AIM - Repeat the records word for word, starting at the first line and ending with the line that contains "previous-artboard-icon[interactable]: ◀ [113,441,118,449]", with both of those lines included.

_ _ _

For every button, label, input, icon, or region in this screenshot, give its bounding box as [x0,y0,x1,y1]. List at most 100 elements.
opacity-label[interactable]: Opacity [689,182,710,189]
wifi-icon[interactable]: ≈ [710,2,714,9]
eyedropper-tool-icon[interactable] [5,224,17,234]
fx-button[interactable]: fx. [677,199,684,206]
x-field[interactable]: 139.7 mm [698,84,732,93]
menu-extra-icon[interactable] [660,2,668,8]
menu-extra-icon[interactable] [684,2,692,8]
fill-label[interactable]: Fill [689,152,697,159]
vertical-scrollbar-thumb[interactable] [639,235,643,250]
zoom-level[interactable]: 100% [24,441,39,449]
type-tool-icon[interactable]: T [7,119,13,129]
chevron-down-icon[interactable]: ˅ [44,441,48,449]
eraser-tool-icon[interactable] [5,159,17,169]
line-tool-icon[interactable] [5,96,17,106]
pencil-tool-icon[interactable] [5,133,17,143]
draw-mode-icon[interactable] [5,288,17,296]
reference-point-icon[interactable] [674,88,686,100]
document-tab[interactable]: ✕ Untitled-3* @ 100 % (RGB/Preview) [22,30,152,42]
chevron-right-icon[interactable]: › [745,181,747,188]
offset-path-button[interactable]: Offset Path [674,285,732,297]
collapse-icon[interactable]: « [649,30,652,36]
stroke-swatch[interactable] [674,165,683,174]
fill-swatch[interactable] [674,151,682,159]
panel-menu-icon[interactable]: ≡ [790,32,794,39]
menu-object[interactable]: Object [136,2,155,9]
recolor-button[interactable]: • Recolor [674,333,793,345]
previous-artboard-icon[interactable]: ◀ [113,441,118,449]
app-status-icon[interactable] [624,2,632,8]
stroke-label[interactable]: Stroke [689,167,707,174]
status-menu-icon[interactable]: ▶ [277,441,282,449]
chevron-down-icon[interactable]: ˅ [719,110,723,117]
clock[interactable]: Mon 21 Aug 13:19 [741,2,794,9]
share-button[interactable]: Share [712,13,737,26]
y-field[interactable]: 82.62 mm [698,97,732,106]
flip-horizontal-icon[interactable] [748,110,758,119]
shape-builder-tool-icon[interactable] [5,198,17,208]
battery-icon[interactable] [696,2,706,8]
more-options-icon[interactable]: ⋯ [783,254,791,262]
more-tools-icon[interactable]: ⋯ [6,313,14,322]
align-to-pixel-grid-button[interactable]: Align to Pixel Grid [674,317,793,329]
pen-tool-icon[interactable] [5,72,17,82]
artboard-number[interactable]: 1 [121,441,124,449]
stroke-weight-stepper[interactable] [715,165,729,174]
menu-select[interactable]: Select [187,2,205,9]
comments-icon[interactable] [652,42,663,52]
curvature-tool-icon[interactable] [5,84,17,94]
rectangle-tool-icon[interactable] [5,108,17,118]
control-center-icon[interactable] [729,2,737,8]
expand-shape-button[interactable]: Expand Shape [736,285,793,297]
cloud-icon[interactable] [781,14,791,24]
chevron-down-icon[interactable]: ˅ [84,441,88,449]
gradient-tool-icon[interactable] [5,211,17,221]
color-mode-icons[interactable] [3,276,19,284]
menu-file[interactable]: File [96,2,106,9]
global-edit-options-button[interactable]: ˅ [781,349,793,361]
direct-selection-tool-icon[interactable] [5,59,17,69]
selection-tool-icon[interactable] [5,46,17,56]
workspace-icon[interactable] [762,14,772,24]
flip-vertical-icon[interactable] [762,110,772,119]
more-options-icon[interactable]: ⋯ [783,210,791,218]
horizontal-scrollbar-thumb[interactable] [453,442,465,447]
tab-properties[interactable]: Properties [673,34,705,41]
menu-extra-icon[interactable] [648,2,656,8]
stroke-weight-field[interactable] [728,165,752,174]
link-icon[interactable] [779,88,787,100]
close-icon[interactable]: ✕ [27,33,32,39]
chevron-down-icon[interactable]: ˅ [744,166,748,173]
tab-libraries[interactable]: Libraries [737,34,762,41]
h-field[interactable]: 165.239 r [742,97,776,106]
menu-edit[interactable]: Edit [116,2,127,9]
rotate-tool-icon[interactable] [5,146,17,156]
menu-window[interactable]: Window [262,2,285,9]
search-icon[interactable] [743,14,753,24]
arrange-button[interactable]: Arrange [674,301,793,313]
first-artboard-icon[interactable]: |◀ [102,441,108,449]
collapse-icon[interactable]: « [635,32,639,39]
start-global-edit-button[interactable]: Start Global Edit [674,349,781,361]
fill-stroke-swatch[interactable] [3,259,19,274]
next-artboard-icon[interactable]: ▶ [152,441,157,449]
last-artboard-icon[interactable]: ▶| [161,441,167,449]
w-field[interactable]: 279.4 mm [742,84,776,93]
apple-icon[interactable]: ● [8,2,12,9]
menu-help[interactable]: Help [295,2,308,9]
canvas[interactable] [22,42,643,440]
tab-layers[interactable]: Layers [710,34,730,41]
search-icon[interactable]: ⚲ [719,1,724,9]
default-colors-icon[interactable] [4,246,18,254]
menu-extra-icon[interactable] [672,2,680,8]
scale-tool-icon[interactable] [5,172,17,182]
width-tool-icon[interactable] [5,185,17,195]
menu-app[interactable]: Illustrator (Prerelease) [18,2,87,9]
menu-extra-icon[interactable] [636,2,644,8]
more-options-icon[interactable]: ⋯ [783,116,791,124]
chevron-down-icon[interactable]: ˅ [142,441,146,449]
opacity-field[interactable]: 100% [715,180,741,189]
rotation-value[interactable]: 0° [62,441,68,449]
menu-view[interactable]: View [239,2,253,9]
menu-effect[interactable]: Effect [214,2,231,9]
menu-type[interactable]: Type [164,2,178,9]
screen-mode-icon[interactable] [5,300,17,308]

_ _ _

EXPECTED OUTPUT -
For every button, label, input, icon, or region in this screenshot, give its bounding box as [x0,y0,x1,y1]. List at most 100 elements.
opacity-label[interactable]: Opacity [689,182,710,189]
wifi-icon[interactable]: ≈ [710,2,714,9]
eyedropper-tool-icon[interactable] [5,224,17,234]
fx-button[interactable]: fx. [677,199,684,206]
x-field[interactable]: 139.7 mm [698,84,732,93]
menu-extra-icon[interactable] [660,2,668,8]
menu-extra-icon[interactable] [684,2,692,8]
fill-label[interactable]: Fill [689,152,697,159]
vertical-scrollbar-thumb[interactable] [639,235,643,250]
zoom-level[interactable]: 100% [24,441,39,449]
type-tool-icon[interactable]: T [7,119,13,129]
chevron-down-icon[interactable]: ˅ [44,441,48,449]
eraser-tool-icon[interactable] [5,159,17,169]
line-tool-icon[interactable] [5,96,17,106]
pencil-tool-icon[interactable] [5,133,17,143]
draw-mode-icon[interactable] [5,288,17,296]
reference-point-icon[interactable] [674,88,686,100]
document-tab[interactable]: ✕ Untitled-3* @ 100 % (RGB/Preview) [22,30,152,42]
chevron-right-icon[interactable]: › [745,181,747,188]
offset-path-button[interactable]: Offset Path [674,285,732,297]
collapse-icon[interactable]: « [649,30,652,36]
stroke-swatch[interactable] [674,165,683,174]
fill-swatch[interactable] [674,151,682,159]
panel-menu-icon[interactable]: ≡ [790,32,794,39]
menu-object[interactable]: Object [136,2,155,9]
recolor-button[interactable]: • Recolor [674,333,793,345]
previous-artboard-icon[interactable]: ◀ [113,441,118,449]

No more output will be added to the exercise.